Short problem:
Can you copy each line in these entries verbatim?
______
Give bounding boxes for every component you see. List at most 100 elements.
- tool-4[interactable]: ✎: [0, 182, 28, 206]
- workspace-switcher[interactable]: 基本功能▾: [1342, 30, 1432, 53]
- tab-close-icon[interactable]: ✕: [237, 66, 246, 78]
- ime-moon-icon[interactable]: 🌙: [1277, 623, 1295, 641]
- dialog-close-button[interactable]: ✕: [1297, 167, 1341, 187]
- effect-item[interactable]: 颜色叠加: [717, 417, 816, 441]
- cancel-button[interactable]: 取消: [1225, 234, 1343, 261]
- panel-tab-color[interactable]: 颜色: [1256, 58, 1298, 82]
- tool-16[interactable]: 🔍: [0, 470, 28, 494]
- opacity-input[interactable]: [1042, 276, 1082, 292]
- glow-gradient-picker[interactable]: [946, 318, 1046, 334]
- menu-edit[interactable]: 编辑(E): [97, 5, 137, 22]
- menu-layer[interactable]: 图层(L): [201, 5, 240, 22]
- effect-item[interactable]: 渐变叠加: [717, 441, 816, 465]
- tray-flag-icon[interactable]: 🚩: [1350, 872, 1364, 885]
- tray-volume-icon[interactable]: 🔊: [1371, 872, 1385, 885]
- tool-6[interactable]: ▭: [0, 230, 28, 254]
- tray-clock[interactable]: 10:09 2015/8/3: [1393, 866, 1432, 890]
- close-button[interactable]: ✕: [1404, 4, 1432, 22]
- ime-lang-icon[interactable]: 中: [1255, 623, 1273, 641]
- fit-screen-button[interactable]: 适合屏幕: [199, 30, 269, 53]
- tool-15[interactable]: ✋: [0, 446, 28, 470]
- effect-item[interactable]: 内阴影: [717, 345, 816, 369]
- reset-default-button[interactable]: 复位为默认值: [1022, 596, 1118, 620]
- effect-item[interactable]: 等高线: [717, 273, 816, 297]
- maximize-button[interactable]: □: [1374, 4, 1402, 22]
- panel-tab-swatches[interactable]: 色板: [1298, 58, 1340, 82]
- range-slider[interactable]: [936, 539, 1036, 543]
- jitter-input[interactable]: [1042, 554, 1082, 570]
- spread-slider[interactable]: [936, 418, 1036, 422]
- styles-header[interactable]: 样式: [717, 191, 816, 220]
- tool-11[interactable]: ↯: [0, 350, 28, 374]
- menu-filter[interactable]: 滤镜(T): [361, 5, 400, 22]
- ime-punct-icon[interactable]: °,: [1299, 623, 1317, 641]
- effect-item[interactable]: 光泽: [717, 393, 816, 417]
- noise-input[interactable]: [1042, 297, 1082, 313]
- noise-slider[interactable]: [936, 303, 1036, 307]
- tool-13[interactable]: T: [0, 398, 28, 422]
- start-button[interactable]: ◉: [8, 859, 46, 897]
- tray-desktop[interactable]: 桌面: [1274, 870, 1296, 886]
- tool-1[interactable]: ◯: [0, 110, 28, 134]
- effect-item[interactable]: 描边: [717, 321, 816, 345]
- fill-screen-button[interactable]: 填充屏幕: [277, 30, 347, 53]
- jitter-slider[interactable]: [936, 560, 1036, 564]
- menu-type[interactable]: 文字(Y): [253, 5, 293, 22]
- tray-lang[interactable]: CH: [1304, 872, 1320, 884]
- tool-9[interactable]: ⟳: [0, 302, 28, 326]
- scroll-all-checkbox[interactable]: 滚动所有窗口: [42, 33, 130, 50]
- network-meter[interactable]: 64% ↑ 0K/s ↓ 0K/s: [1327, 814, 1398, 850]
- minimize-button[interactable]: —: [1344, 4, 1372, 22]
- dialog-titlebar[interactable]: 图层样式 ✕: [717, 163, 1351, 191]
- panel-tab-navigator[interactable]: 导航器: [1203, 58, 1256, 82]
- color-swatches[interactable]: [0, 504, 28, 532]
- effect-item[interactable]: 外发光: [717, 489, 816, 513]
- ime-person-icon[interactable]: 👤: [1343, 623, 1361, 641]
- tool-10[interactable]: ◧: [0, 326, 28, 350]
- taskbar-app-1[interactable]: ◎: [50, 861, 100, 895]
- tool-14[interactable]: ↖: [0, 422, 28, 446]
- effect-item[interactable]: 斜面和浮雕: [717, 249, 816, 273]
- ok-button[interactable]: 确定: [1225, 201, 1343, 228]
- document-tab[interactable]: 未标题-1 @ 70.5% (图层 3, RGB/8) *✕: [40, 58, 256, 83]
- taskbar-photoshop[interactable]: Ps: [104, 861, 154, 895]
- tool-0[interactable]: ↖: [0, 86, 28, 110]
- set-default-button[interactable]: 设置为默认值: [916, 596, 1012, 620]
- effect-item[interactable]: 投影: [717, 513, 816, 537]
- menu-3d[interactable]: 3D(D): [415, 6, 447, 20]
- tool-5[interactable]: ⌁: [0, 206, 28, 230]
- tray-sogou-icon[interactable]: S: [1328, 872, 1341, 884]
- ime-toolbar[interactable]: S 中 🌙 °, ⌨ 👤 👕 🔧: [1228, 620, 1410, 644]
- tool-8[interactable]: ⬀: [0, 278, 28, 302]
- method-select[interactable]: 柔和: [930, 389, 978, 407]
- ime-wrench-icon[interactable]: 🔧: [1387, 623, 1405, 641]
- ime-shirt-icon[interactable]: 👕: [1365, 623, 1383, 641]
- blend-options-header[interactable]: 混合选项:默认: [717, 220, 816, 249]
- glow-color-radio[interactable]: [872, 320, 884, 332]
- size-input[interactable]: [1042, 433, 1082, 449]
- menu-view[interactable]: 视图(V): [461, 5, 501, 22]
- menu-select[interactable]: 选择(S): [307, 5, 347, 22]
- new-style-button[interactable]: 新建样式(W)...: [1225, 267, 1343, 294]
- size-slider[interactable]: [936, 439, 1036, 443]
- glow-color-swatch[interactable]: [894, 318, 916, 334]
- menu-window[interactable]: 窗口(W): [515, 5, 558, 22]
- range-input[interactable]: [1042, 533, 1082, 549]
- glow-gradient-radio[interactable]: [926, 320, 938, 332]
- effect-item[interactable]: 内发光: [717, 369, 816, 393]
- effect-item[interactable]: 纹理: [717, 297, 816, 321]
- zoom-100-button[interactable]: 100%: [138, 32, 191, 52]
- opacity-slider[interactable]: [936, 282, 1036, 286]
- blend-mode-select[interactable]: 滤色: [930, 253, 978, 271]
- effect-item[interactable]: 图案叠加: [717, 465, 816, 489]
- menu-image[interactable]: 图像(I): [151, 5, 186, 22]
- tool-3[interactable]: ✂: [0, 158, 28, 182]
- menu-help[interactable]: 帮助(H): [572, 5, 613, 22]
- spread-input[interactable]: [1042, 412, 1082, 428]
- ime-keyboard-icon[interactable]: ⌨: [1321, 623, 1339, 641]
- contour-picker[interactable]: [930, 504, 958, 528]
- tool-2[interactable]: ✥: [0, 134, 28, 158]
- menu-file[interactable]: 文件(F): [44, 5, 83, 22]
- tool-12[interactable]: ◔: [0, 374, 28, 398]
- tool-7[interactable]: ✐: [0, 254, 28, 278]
______
Answer to the exercise:
Give bounding boxes for every component you see. List at most 100 elements.
- tool-4[interactable]: ✎: [0, 182, 28, 206]
- workspace-switcher[interactable]: 基本功能▾: [1342, 30, 1432, 53]
- tab-close-icon[interactable]: ✕: [237, 66, 246, 78]
- ime-moon-icon[interactable]: 🌙: [1277, 623, 1295, 641]
- dialog-close-button[interactable]: ✕: [1297, 167, 1341, 187]
- effect-item[interactable]: 颜色叠加: [717, 417, 816, 441]
- cancel-button[interactable]: 取消: [1225, 234, 1343, 261]
- panel-tab-color[interactable]: 颜色: [1256, 58, 1298, 82]
- tool-16[interactable]: 🔍: [0, 470, 28, 494]
- opacity-input[interactable]: [1042, 276, 1082, 292]
- glow-gradient-picker[interactable]: [946, 318, 1046, 334]
- menu-edit[interactable]: 编辑(E): [97, 5, 137, 22]
- menu-layer[interactable]: 图层(L): [201, 5, 240, 22]
- effect-item[interactable]: 渐变叠加: [717, 441, 816, 465]
- tray-flag-icon[interactable]: 🚩: [1350, 872, 1364, 885]
- tray-volume-icon[interactable]: 🔊: [1371, 872, 1385, 885]
- tool-6[interactable]: ▭: [0, 230, 28, 254]
- tray-clock[interactable]: 10:09 2015/8/3: [1393, 866, 1432, 890]
- close-button[interactable]: ✕: [1404, 4, 1432, 22]
- ime-lang-icon[interactable]: 中: [1255, 623, 1273, 641]
- fit-screen-button[interactable]: 适合屏幕: [199, 30, 269, 53]
- tool-15[interactable]: ✋: [0, 446, 28, 470]
- effect-item[interactable]: 内阴影: [717, 345, 816, 369]
- reset-default-button[interactable]: 复位为默认值: [1022, 596, 1118, 620]
- effect-item[interactable]: 等高线: [717, 273, 816, 297]
- maximize-button[interactable]: □: [1374, 4, 1402, 22]
- panel-tab-swatches[interactable]: 色板: [1298, 58, 1340, 82]
- range-slider[interactable]: [936, 539, 1036, 543]
- jitter-input[interactable]: [1042, 554, 1082, 570]
- spread-slider[interactable]: [936, 418, 1036, 422]
- styles-header[interactable]: 样式: [717, 191, 816, 220]
- tool-11[interactable]: ↯: [0, 350, 28, 374]
- menu-filter[interactable]: 滤镜(T): [361, 5, 400, 22]
- ime-punct-icon[interactable]: °,: [1299, 623, 1317, 641]
- effect-item[interactable]: 光泽: [717, 393, 816, 417]
- noise-input[interactable]: [1042, 297, 1082, 313]
- noise-slider[interactable]: [936, 303, 1036, 307]
- tool-13[interactable]: T: [0, 398, 28, 422]
- start-button[interactable]: ◉: [8, 859, 46, 897]
- tray-desktop[interactable]: 桌面: [1274, 870, 1296, 886]
- tool-1[interactable]: ◯: [0, 110, 28, 134]
- effect-item[interactable]: 描边: [717, 321, 816, 345]
- fill-screen-button[interactable]: 填充屏幕: [277, 30, 347, 53]
- jitter-slider[interactable]: [936, 560, 1036, 564]
- menu-type[interactable]: 文字(Y): [253, 5, 293, 22]
- tray-lang[interactable]: CH: [1304, 872, 1320, 884]
- tool-9[interactable]: ⟳: [0, 302, 28, 326]
- scroll-all-checkbox[interactable]: 滚动所有窗口: [42, 33, 130, 50]
- network-meter[interactable]: 64% ↑ 0K/s ↓ 0K/s: [1327, 814, 1398, 850]
- minimize-button[interactable]: —: [1344, 4, 1372, 22]
- dialog-titlebar[interactable]: 图层样式 ✕: [717, 163, 1351, 191]
- panel-tab-navigator[interactable]: 导航器: [1203, 58, 1256, 82]
- color-swatches[interactable]: [0, 504, 28, 532]
- effect-item[interactable]: 外发光: [717, 489, 816, 513]
- ime-person-icon[interactable]: 👤: [1343, 623, 1361, 641]
- tool-10[interactable]: ◧: [0, 326, 28, 350]
- taskbar-app-1[interactable]: ◎: [50, 861, 100, 895]
- tool-14[interactable]: ↖: [0, 422, 28, 446]
- effect-item[interactable]: 斜面和浮雕: [717, 249, 816, 273]
- ok-button[interactable]: 确定: [1225, 201, 1343, 228]
- document-tab[interactable]: 未标题-1 @ 70.5% (图层 3, RGB/8) *✕: [40, 58, 256, 83]
- taskbar-photoshop[interactable]: Ps: [104, 861, 154, 895]
- tool-0[interactable]: ↖: [0, 86, 28, 110]
- set-default-button[interactable]: 设置为默认值: [916, 596, 1012, 620]
- effect-item[interactable]: 投影: [717, 513, 816, 537]
- menu-3d[interactable]: 3D(D): [415, 6, 447, 20]
- tool-5[interactable]: ⌁: [0, 206, 28, 230]
- tray-sogou-icon[interactable]: S: [1328, 872, 1341, 884]
- ime-toolbar[interactable]: S 中 🌙 °, ⌨ 👤 👕 🔧: [1228, 620, 1410, 644]
- tool-8[interactable]: ⬀: [0, 278, 28, 302]
- method-select[interactable]: 柔和: [930, 389, 978, 407]
- ime-wrench-icon[interactable]: 🔧: [1387, 623, 1405, 641]
- ime-shirt-icon[interactable]: 👕: [1365, 623, 1383, 641]
- blend-options-header[interactable]: 混合选项:默认: [717, 220, 816, 249]
- glow-color-radio[interactable]: [872, 320, 884, 332]
- size-input[interactable]: [1042, 433, 1082, 449]
- menu-view[interactable]: 视图(V): [461, 5, 501, 22]
- menu-select[interactable]: 选择(S): [307, 5, 347, 22]
- new-style-button[interactable]: 新建样式(W)...: [1225, 267, 1343, 294]
- size-slider[interactable]: [936, 439, 1036, 443]
- glow-color-swatch[interactable]: [894, 318, 916, 334]
- menu-window[interactable]: 窗口(W): [515, 5, 558, 22]
- range-input[interactable]: [1042, 533, 1082, 549]
- glow-gradient-radio[interactable]: [926, 320, 938, 332]
- effect-item[interactable]: 内发光: [717, 369, 816, 393]
- effect-item[interactable]: 纹理: [717, 297, 816, 321]
- zoom-100-button[interactable]: 100%: [138, 32, 191, 52]
- opacity-slider[interactable]: [936, 282, 1036, 286]
- blend-mode-select[interactable]: 滤色: [930, 253, 978, 271]
- effect-item[interactable]: 图案叠加: [717, 465, 816, 489]
- menu-image[interactable]: 图像(I): [151, 5, 186, 22]
- tool-3[interactable]: ✂: [0, 158, 28, 182]
- menu-help[interactable]: 帮助(H): [572, 5, 613, 22]
- spread-input[interactable]: [1042, 412, 1082, 428]
- ime-keyboard-icon[interactable]: ⌨: [1321, 623, 1339, 641]
- contour-picker[interactable]: [930, 504, 958, 528]
- tool-2[interactable]: ✥: [0, 134, 28, 158]
- menu-file[interactable]: 文件(F): [44, 5, 83, 22]
- tool-12[interactable]: ◔: [0, 374, 28, 398]
- tool-7[interactable]: ✐: [0, 254, 28, 278]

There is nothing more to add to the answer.